▸ **Prompt A**
State how many lines in the rows contain the string "summary", with case counting. Give the number alone.

▸ **Given passage**
-- start --

With regard to the comments from Mike Furniss of Land Aspects Ltd I agree road verges should be maintained under S71 Highway Act and could help connectivity of routes in a few places. However they cannot be a substitute for more routes and if used in some circumstances could put horse riders at even greater risk. If the verge is relatively narrow equestrians may be safer ( but still at high risk) to ride in the middle of the road to force traffic to pass slowly.

I feel I have to comment on Andy Overton’s remarks about policy 6.3. “it is a fact that equestrian use does churn up tracks” and goes on to ask who is to fund the maintenance of the “visible tracks”. It is true that heavy equestrian use can damage surfaces the fact that happens would suggest the existing network is inadequate with horses being forced on to a very few overused routes. The policy would reduce that problem by creating more routes. Further in rural areas most damage to tracks whether bridleways, footpaths,  Byways or Occupation Roads is caused by heavy agricultural vehicles. Damage from horses or cyclists is insignificant in comparison.

Andy Overton also states “if you walk a bridleway you know what to expect, you don’t expect to find a footpath churned up by horses”. Such a view is naive. Many footpaths are used by horse riders already. Often the landowner has given permission or the footpath is part of an access route to land grazed by horses, in areas of poor higher rights provision trespassing by horse riders may occur if tolerated by the landowner this may lead to a valid claim for bridleway status at a later date Still more footpaths will be churned up, not by the hoofs of horses but by the cloven feet of cattle.  If you go for a walk in the country you should anticipate the possibility of getting near to large domestic animals and getting muddy. Long may that possibility remain, that is what divides the rural from the suburban. The issue of disabled access should not be used as a way of urbanising the countryside.  That logic will end with a stair lift up Scafell. It is of course possible that the horses “churning up tracks” are ridden by disabled individuals.

-- end --

▸ **Prompt B**
Copy from the passage on horse riders and rural routes everything from "I feel I have" down to "insignificant in comparison.", word for word.

▸ **Data for this exercise**
-- start --

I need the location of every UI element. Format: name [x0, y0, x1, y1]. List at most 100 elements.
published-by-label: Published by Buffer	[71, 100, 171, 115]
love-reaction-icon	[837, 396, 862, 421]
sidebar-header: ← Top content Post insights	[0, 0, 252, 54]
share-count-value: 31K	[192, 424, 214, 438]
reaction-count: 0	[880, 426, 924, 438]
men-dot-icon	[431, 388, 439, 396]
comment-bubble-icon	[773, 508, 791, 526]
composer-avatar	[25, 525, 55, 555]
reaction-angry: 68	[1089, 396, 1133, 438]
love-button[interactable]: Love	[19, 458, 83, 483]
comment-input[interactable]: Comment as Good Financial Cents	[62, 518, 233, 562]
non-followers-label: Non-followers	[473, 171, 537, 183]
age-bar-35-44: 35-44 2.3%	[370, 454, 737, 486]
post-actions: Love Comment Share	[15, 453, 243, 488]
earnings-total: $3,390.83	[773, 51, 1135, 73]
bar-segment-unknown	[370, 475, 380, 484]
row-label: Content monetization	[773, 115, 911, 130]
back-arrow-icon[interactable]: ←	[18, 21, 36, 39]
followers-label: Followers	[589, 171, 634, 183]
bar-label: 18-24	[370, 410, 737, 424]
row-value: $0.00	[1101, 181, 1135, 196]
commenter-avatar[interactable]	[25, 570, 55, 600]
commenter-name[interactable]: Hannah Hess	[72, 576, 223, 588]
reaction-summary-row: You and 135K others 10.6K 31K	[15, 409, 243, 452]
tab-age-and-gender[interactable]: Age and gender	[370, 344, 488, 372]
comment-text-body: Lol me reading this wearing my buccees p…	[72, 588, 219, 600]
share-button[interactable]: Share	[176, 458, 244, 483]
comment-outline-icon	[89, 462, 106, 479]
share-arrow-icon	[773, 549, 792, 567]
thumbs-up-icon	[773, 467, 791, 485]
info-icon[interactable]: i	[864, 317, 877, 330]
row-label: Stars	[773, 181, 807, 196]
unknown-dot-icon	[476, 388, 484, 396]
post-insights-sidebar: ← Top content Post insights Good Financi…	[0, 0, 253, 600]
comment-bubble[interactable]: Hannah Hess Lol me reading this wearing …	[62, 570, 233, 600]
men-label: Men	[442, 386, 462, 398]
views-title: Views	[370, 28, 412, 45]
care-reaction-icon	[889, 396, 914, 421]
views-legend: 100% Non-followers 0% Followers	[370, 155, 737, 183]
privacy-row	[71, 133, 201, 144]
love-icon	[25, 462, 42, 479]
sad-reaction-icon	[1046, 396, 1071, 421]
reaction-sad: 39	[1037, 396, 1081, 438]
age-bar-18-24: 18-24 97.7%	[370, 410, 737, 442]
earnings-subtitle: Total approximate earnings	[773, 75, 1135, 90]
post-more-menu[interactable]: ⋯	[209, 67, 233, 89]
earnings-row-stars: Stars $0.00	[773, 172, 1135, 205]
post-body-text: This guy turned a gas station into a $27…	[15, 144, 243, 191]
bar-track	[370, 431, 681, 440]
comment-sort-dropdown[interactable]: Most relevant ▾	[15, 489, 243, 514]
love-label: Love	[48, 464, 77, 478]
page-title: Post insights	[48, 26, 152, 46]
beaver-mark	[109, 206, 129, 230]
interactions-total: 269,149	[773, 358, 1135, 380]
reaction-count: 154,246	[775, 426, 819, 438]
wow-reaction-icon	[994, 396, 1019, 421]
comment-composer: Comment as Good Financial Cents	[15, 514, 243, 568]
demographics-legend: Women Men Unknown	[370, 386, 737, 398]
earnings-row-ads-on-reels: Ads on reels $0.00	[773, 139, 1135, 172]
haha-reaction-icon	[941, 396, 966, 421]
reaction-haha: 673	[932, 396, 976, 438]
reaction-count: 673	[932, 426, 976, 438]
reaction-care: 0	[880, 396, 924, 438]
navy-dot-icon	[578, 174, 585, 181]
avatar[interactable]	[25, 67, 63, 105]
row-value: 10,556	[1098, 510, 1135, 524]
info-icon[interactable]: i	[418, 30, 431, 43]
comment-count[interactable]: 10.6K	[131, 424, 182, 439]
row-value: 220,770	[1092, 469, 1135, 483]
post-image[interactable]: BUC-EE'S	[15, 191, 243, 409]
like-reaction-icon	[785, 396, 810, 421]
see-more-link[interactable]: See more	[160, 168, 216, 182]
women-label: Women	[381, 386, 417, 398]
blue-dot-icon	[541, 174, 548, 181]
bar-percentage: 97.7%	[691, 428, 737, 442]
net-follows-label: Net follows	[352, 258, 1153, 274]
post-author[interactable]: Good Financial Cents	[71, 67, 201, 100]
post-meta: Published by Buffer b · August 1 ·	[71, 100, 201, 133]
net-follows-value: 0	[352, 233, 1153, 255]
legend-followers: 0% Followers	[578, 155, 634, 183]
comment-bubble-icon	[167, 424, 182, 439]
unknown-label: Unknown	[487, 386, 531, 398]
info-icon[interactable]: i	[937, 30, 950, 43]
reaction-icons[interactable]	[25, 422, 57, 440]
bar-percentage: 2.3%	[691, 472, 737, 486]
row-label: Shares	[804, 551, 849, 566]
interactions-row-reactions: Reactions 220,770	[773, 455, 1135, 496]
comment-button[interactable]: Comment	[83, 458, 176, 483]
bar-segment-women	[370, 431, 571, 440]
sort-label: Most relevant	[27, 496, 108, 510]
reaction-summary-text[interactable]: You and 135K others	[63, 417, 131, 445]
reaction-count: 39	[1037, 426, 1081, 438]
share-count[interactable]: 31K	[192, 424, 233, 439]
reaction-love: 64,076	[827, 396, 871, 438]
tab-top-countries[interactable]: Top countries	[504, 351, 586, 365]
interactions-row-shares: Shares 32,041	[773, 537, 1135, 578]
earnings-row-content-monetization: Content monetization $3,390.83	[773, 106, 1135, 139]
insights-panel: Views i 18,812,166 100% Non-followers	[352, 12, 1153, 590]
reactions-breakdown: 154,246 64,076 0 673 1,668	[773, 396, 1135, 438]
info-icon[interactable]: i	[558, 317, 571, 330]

-- end --

▸ **Complete answer A**
2

▸ **Complete answer B**
I feel I have to comment on Andy Overton’s remarks about policy 6.3. “it is a fact that equestrian use does churn up tracks” and goes on to ask who is to fund the maintenance of the “visible tracks”. It is true that heavy equestrian use can damage surfaces the fact that happens would suggest the existing network is inadequate with horses being forced on to a very few overused routes. The policy would reduce that problem by creating more routes. Further in rural areas most damage to tracks whether bridleways, footpaths,  Byways or Occupation Roads is caused by heavy agricultural vehicles. Damage from horses or cyclists is insignificant in comparison.